Stored items:
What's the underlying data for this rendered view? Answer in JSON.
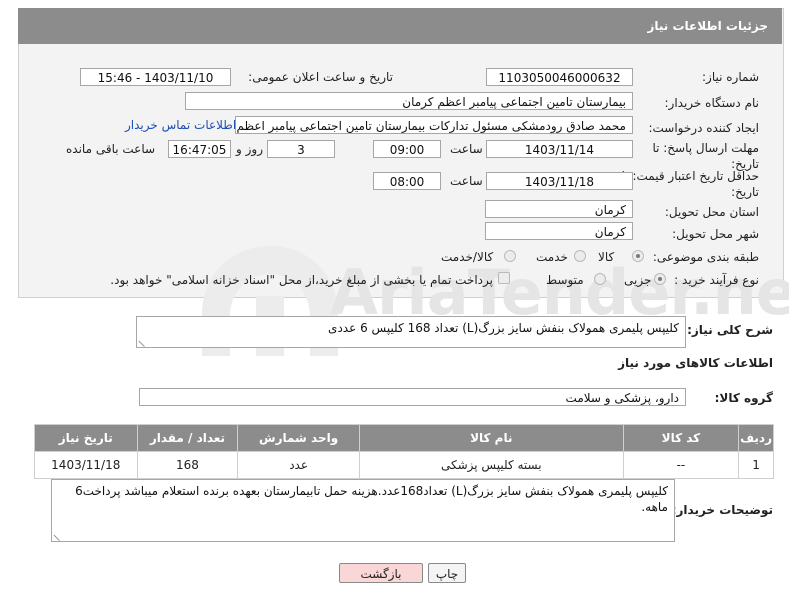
{
  "header": {
    "title": "جزئیات اطلاعات نیاز"
  },
  "form": {
    "need_number_label": "شماره نیاز:",
    "need_number": "1103050046000632",
    "announce_label": "تاریخ و ساعت اعلان عمومی:",
    "announce_value": "1403/11/10 - 15:46",
    "buyer_org_label": "نام دستگاه خریدار:",
    "buyer_org": "بیمارستان تامین اجتماعی پیامبر اعظم کرمان",
    "creator_label": "ایجاد کننده درخواست:",
    "creator": "محمد صادق  رودمشکی مسئول تدارکات بیمارستان تامین اجتماعی پیامبر اعظم",
    "contact_link": "اطلاعات تماس خریدار",
    "deadline_label": "مهلت ارسال پاسخ: تا تاریخ:",
    "deadline_date": "1403/11/14",
    "time_label": "ساعت",
    "deadline_time": "09:00",
    "days_value": "3",
    "days_and_label": "روز و",
    "remaining_time": "16:47:05",
    "remaining_label": "ساعت باقی مانده",
    "price_validity_label": "حداقل تاریخ اعتبار قیمت: تا تاریخ:",
    "price_validity_date": "1403/11/18",
    "price_validity_time": "08:00",
    "province_label": "استان محل تحویل:",
    "province": "کرمان",
    "city_label": "شهر محل تحویل:",
    "city": "کرمان",
    "category_label": "طبقه بندی موضوعی:",
    "category_options": [
      "کالا",
      "خدمت",
      "کالا/خدمت"
    ],
    "purchase_type_label": "نوع فرآیند خرید :",
    "purchase_options": [
      "جزیی",
      "متوسط"
    ],
    "payment_note": "پرداخت تمام یا بخشی از مبلغ خرید،از محل \"اسناد خزانه اسلامی\" خواهد بود."
  },
  "summary": {
    "label": "شرح کلی نیاز:",
    "text": "کلیپس پلیمری همولاک بنفش سایز بزرگ(L) تعداد 168 کلیپس 6 عددی"
  },
  "goods_info": {
    "title": "اطلاعات کالاهای مورد نیاز",
    "group_label": "گروه کالا:",
    "group_value": "دارو، پزشکی و سلامت"
  },
  "table": {
    "headers": [
      "ردیف",
      "کد کالا",
      "نام کالا",
      "واحد شمارش",
      "تعداد / مقدار",
      "تاریخ نیاز"
    ],
    "rows": [
      [
        "1",
        "--",
        "بسته کلیپس پزشکی",
        "عدد",
        "168",
        "1403/11/18"
      ]
    ]
  },
  "buyer_notes": {
    "label": "توضیحات خریدار:",
    "text": "کلیپس پلیمری همولاک بنفش سایز بزرگ(L) تعداد168عدد.هزینه حمل تابیمارستان بعهده برنده استعلام میباشد پرداخت6 ماهه."
  },
  "buttons": {
    "print": "چاپ",
    "back": "بازگشت"
  },
  "watermark": {
    "text": "AriaTender.net"
  },
  "colors": {
    "header_bg": "#8c8c8c",
    "link": "#1a4fb5",
    "back_btn_bg": "#f9d7d7"
  }
}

Directive:
Repeat each line of the records above exactly, but do not copy the pictures.

Complete response:
What's the underlying data for this rendered view? Answer in JSON.
{
  "header": {
    "title": "جزئیات اطلاعات نیاز"
  },
  "form": {
    "need_number_label": "شماره نیاز:",
    "need_number": "1103050046000632",
    "announce_label": "تاریخ و ساعت اعلان عمومی:",
    "announce_value": "1403/11/10 - 15:46",
    "buyer_org_label": "نام دستگاه خریدار:",
    "buyer_org": "بیمارستان تامین اجتماعی پیامبر اعظم کرمان",
    "creator_label": "ایجاد کننده درخواست:",
    "creator": "محمد صادق  رودمشکی مسئول تدارکات بیمارستان تامین اجتماعی پیامبر اعظم",
    "contact_link": "اطلاعات تماس خریدار",
    "deadline_label": "مهلت ارسال پاسخ: تا تاریخ:",
    "deadline_date": "1403/11/14",
    "time_label": "ساعت",
    "deadline_time": "09:00",
    "days_value": "3",
    "days_and_label": "روز و",
    "remaining_time": "16:47:05",
    "remaining_label": "ساعت باقی مانده",
    "price_validity_label": "حداقل تاریخ اعتبار قیمت: تا تاریخ:",
    "price_validity_date": "1403/11/18",
    "price_validity_time": "08:00",
    "province_label": "استان محل تحویل:",
    "province": "کرمان",
    "city_label": "شهر محل تحویل:",
    "city": "کرمان",
    "category_label": "طبقه بندی موضوعی:",
    "category_options": [
      "کالا",
      "خدمت",
      "کالا/خدمت"
    ],
    "purchase_type_label": "نوع فرآیند خرید :",
    "purchase_options": [
      "جزیی",
      "متوسط"
    ],
    "payment_note": "پرداخت تمام یا بخشی از مبلغ خرید،از محل \"اسناد خزانه اسلامی\" خواهد بود."
  },
  "summary": {
    "label": "شرح کلی نیاز:",
    "text": "کلیپس پلیمری همولاک بنفش سایز بزرگ(L) تعداد 168 کلیپس 6 عددی"
  },
  "goods_info": {
    "title": "اطلاعات کالاهای مورد نیاز",
    "group_label": "گروه کالا:",
    "group_value": "دارو، پزشکی و سلامت"
  },
  "table": {
    "headers": [
      "ردیف",
      "کد کالا",
      "نام کالا",
      "واحد شمارش",
      "تعداد / مقدار",
      "تاریخ نیاز"
    ],
    "rows": [
      [
        "1",
        "--",
        "بسته کلیپس پزشکی",
        "عدد",
        "168",
        "1403/11/18"
      ]
    ]
  },
  "buyer_notes": {
    "label": "توضیحات خریدار:",
    "text": "کلیپس پلیمری همولاک بنفش سایز بزرگ(L) تعداد168عدد.هزینه حمل تابیمارستان بعهده برنده استعلام میباشد پرداخت6 ماهه."
  },
  "buttons": {
    "print": "چاپ",
    "back": "بازگشت"
  },
  "watermark": {
    "text": "AriaTender.net"
  },
  "colors": {
    "header_bg": "#8c8c8c",
    "link": "#1a4fb5",
    "back_btn_bg": "#f9d7d7"
  }
}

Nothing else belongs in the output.